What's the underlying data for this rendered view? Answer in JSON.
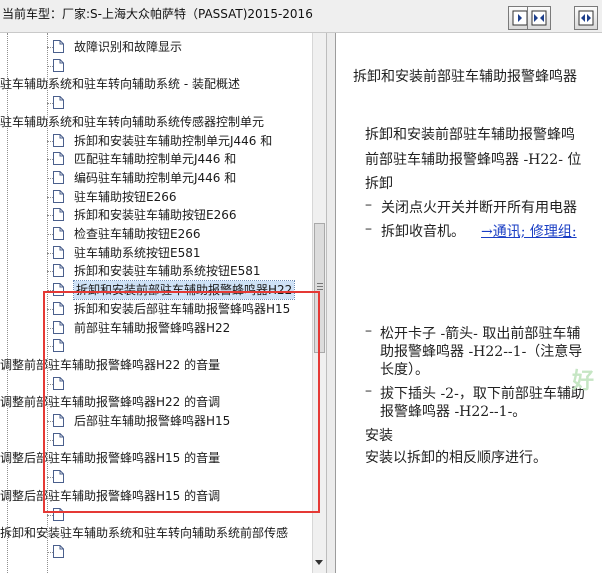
{
  "header": {
    "title": "当前车型：厂家:S-上海大众帕萨特（PASSAT)2015-2016",
    "buttons": [
      {
        "name": "show-panel-button",
        "icon": "panel-right-icon"
      },
      {
        "name": "collapse-panels-button",
        "icon": "arrows-inward-icon"
      },
      {
        "name": "expand-panels-button",
        "icon": "arrows-outward-icon"
      }
    ]
  },
  "tree": {
    "items": [
      {
        "label": "故障识别和故障显示",
        "level": 3
      },
      {
        "label": "",
        "level": 3
      },
      {
        "label": "驻车辅助系统和驻车转向辅助系统 - 装配概述",
        "level": 1
      },
      {
        "label": "",
        "level": 3
      },
      {
        "label": "驻车辅助系统和驻车转向辅助系统传感器控制单元",
        "level": 1
      },
      {
        "label": "拆卸和安装驻车辅助控制单元J446 和",
        "level": 3
      },
      {
        "label": "匹配驻车辅助控制单元J446 和",
        "level": 3
      },
      {
        "label": "编码驻车辅助控制单元J446 和",
        "level": 3
      },
      {
        "label": "驻车辅助按钮E266",
        "level": 3
      },
      {
        "label": "拆卸和安装驻车辅助按钮E266",
        "level": 3
      },
      {
        "label": "检查驻车辅助按钮E266",
        "level": 3
      },
      {
        "label": "驻车辅助系统按钮E581",
        "level": 3
      },
      {
        "label": "拆卸和安装驻车辅助系统按钮E581",
        "level": 3
      },
      {
        "label": "拆卸和安装前部驻车辅助报警蜂鸣器H22",
        "level": 3,
        "selected": true
      },
      {
        "label": "拆卸和安装后部驻车辅助报警蜂鸣器H15",
        "level": 3
      },
      {
        "label": "前部驻车辅助报警蜂鸣器H22",
        "level": 3
      },
      {
        "label": "",
        "level": 3
      },
      {
        "label": "调整前部驻车辅助报警蜂鸣器H22 的音量",
        "level": 1
      },
      {
        "label": "",
        "level": 3
      },
      {
        "label": "调整前部驻车辅助报警蜂鸣器H22 的音调",
        "level": 1
      },
      {
        "label": "后部驻车辅助报警蜂鸣器H15",
        "level": 3
      },
      {
        "label": "",
        "level": 3
      },
      {
        "label": "调整后部驻车辅助报警蜂鸣器H15 的音量",
        "level": 1
      },
      {
        "label": "",
        "level": 3
      },
      {
        "label": "调整后部驻车辅助报警蜂鸣器H15 的音调",
        "level": 1
      },
      {
        "label": "",
        "level": 3
      },
      {
        "label": "拆卸和安装驻车辅助系统和驻车转向辅助系统前部传感",
        "level": 1
      },
      {
        "label": "",
        "level": 3
      }
    ]
  },
  "content": {
    "heading": "拆卸和安装前部驻车辅助报警蜂鸣器",
    "l1": "拆卸和安装前部驻车辅助报警蜂鸣",
    "l2": "前部驻车辅助报警蜂鸣器 -H22- 位",
    "l3": "拆卸",
    "b1_mark": "–",
    "b1": "关闭点火开关并断开所有用电器",
    "b2_mark": "–",
    "b2": "拆卸收音机。",
    "b2_link": "→通讯; 修理组:",
    "b3_mark": "–",
    "b3a": "松开卡子 -箭头- 取出前部驻车辅",
    "b3b": "助报警蜂鸣器 -H22--1-（注意导",
    "b3c": "长度）。",
    "b4_mark": "–",
    "b4a": "拔下插头 -2-，取下前部驻车辅助",
    "b4b": "报警蜂鸣器 -H22--1-。",
    "l4": "安装",
    "l5": "安装以拆卸的相反顺序进行。",
    "watermark": "好"
  },
  "colors": {
    "highlight_box": "#e53935",
    "link": "#1a3ec4",
    "selection": "#cfe2f7"
  }
}
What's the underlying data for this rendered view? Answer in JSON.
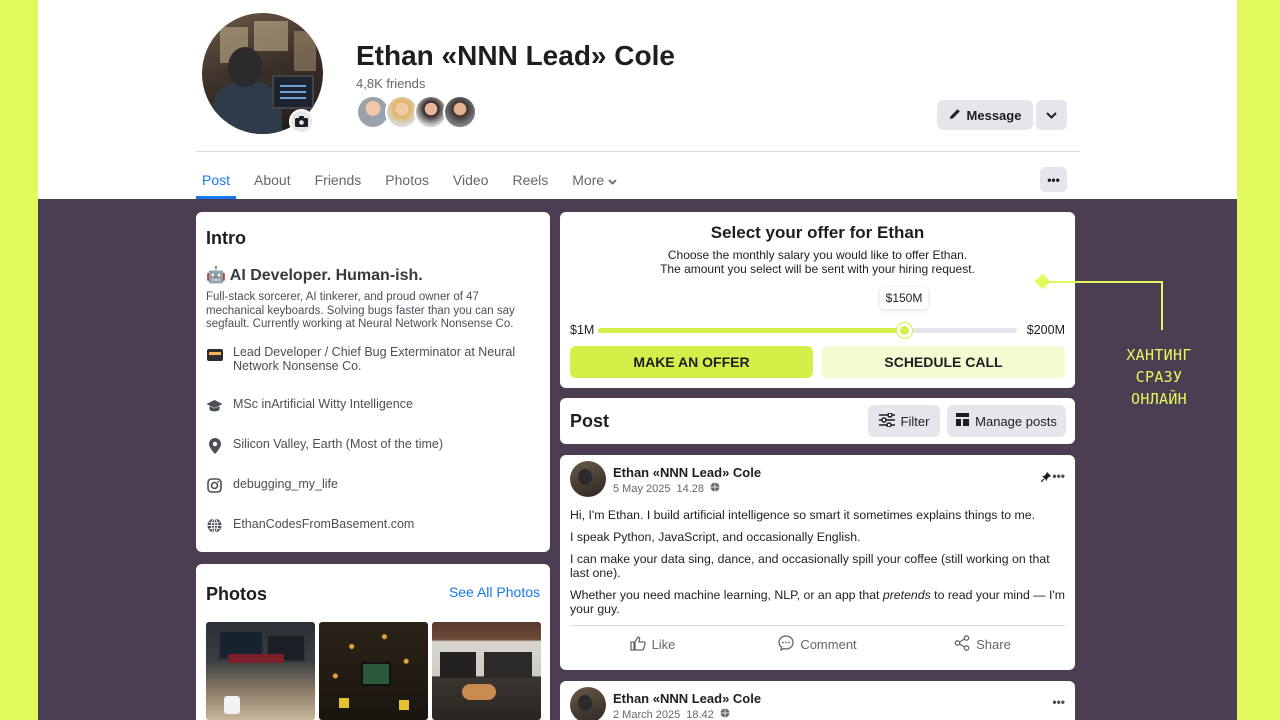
{
  "profile": {
    "name": "Ethan «NNN Lead» Cole",
    "friends_count": "4,8K friends",
    "message_label": "Message"
  },
  "tabs": [
    "Post",
    "About",
    "Friends",
    "Photos",
    "Video",
    "Reels",
    "More"
  ],
  "intro": {
    "title": "Intro",
    "headline": "🤖 AI Developer. Human-ish.",
    "bio": "Full-stack sorcerer, AI tinkerer, and proud owner of 47 mechanical keyboards. Solving bugs faster than you can say segfault. Currently working at Neural Network Nonsense Co.",
    "work": "Lead Developer / Chief Bug Exterminator at Neural Network Nonsense Co.",
    "education": "MSc inArtificial Witty Intelligence",
    "location": "Silicon Valley, Earth (Most of the time)",
    "instagram": "debugging_my_life",
    "website": "EthanCodesFromBasement.com"
  },
  "photos": {
    "title": "Photos",
    "see_all": "See All Photos"
  },
  "offer": {
    "title": "Select your offer for Ethan",
    "subtitle_1": "Choose the monthly salary you would like to offer Ethan.",
    "subtitle_2": "The amount you select will be sent with your hiring request.",
    "min_label": "$1M",
    "max_label": "$200M",
    "value_label": "$150M",
    "slider_fraction": 0.73,
    "offer_button": "MAKE AN OFFER",
    "call_button": "SCHEDULE CALL"
  },
  "post_section": {
    "title": "Post",
    "filter": "Filter",
    "manage": "Manage posts"
  },
  "posts": [
    {
      "author": "Ethan «NNN Lead» Cole",
      "date": "5 May 2025",
      "time": "14.28",
      "lines": [
        "Hi, I'm Ethan. I build artificial intelligence so smart it sometimes explains things to me.",
        "I speak Python, JavaScript, and occasionally English.",
        "I can make your data sing, dance, and occasionally spill your coffee (still working on that last one)."
      ],
      "last_line_pre": "Whether you need machine learning, NLP, or an app that ",
      "last_line_em": "pretends",
      "last_line_post": " to read your mind — I'm your guy.",
      "like": "Like",
      "comment": "Comment",
      "share": "Share"
    },
    {
      "author": "Ethan «NNN Lead» Cole",
      "date": "2 March 2025",
      "time": "18.42"
    }
  ],
  "annotation": {
    "line1": "ХАНТИНГ",
    "line2": "СРАЗУ",
    "line3": "ОНЛАЙН"
  },
  "colors": {
    "accent": "#d4ef48",
    "background_side": "#e2f95b",
    "feed_bg": "#4b3e53",
    "link": "#1877f2"
  }
}
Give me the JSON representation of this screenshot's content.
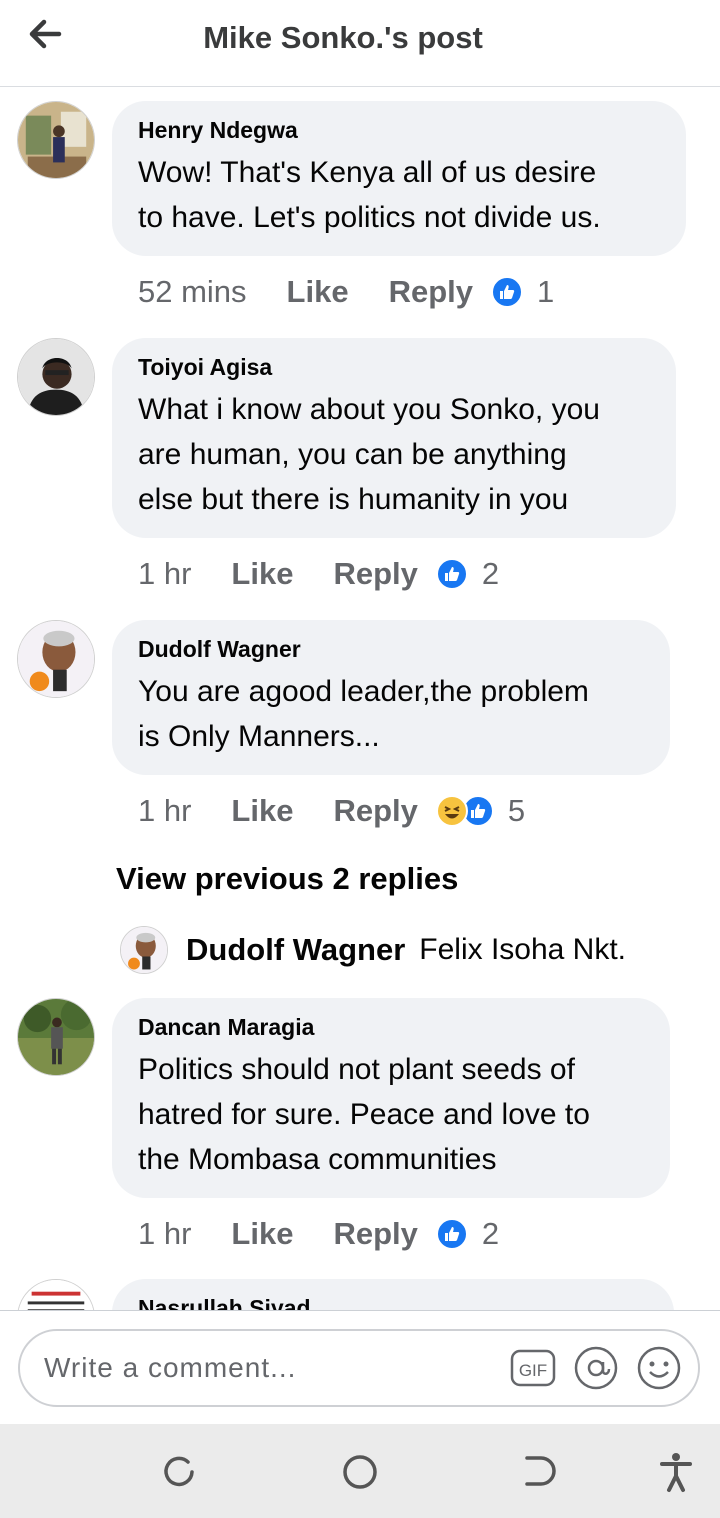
{
  "header": {
    "title": "Mike Sonko.'s post",
    "back_icon": "arrow-left-icon"
  },
  "actions": {
    "like": "Like",
    "reply": "Reply"
  },
  "comments": [
    {
      "author": "Henry Ndegwa",
      "text": "Wow! That's Kenya all of us desire\nto have. Let's politics not divide us.",
      "time": "52 mins",
      "reactions": [
        "like"
      ],
      "count": "1"
    },
    {
      "author": "Toiyoi Agisa",
      "text": "What i know about you Sonko, you\nare human, you can be anything\nelse but there is humanity in you",
      "time": "1 hr",
      "reactions": [
        "like"
      ],
      "count": "2"
    },
    {
      "author": "Dudolf Wagner",
      "text": "You are agood leader,the problem\nis Only Manners...",
      "time": "1 hr",
      "reactions": [
        "haha",
        "like"
      ],
      "count": "5"
    },
    {
      "author": "Dancan Maragia",
      "text": "Politics should not plant seeds of\nhatred for sure. Peace and love to\nthe Mombasa communities",
      "time": "1 hr",
      "reactions": [
        "like"
      ],
      "count": "2"
    },
    {
      "author": "Nasrullah Siyad"
    }
  ],
  "view_previous": "View previous 2 replies",
  "reply_preview": {
    "author": "Dudolf Wagner",
    "text": "Felix Isoha Nkt."
  },
  "composer": {
    "placeholder": "Write a comment...",
    "gif": "GIF",
    "at_icon": "at-sign-icon",
    "emoji_icon": "smiley-icon"
  },
  "navbar": {
    "icons": [
      "recent-apps-icon",
      "home-icon",
      "back-icon",
      "accessibility-icon"
    ]
  },
  "colors": {
    "like_blue": "#1877f2",
    "bubble_bg": "#f0f2f5",
    "meta_gray": "#65676b"
  }
}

..............................

Check every line of the data, and copy the ones that contain "content".

  "content": {
Give me the JSON representation of this screenshot's content.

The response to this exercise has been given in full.